WORK TO BE COMPLETED: Filter out everything except lines holding "content".

— START EXTRACTED RECORDS —

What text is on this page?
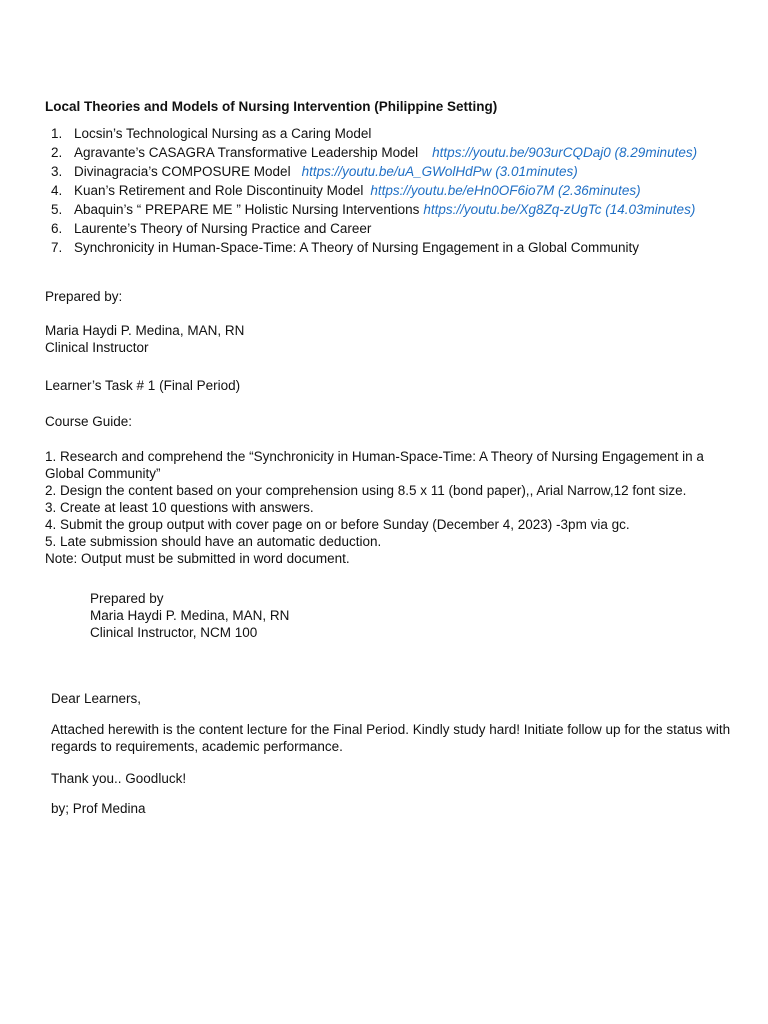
Local Theories and Models of Nursing Intervention (Philippine Setting)
1. Locsin’s Technological Nursing as a Caring Model
2. Agravante’s CASAGRA Transformative Leadership Model https://youtu.be/903urCQDaj0 (8.29minutes)
3. Divinagracia’s COMPOSURE Model https://youtu.be/uA_GWolHdPw (3.01minutes)
4. Kuan’s Retirement and Role Discontinuity Model https://youtu.be/eHn0OF6io7M (2.36minutes)
5. Abaquin’s “ PREPARE ME ” Holistic Nursing Interventions https://youtu.be/Xg8Zq-zUgTc (14.03minutes)
6. Laurente’s Theory of Nursing Practice and Career
7. Synchronicity in Human-Space-Time: A Theory of Nursing Engagement in a Global Community
Prepared by:
Maria Haydi P. Medina, MAN, RN
Clinical Instructor
Learner’s Task # 1 (Final Period)
Course Guide:
1. Research and comprehend the “Synchronicity in Human-Space-Time: A Theory of Nursing Engagement in a Global Community”
2. Design the content based on your comprehension using 8.5 x 11 (bond paper),, Arial Narrow,12 font size.
3. Create at least 10 questions with answers.
4. Submit the group output with cover page on or before Sunday (December 4, 2023) -3pm via gc.
5. Late submission should have an automatic deduction.
Note: Output must be submitted in word document.
Prepared by
Maria Haydi P. Medina, MAN, RN
Clinical Instructor, NCM 100
Dear Learners,
Attached herewith is the content lecture for the Final Period. Kindly study hard! Initiate follow up for the status with regards to requirements, academic performance.
Thank you.. Goodluck!
by; Prof Medina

— END EXTRACTED RECORDS —

FINAL RESULT:
2. Design the content based on your comprehension using 8.5 x 11 (bond paper),, Arial Narrow,12 font size.
Attached herewith is the content lecture for the Final Period. Kindly study hard! Initiate follow up for the status with regards to requirements, academic performance.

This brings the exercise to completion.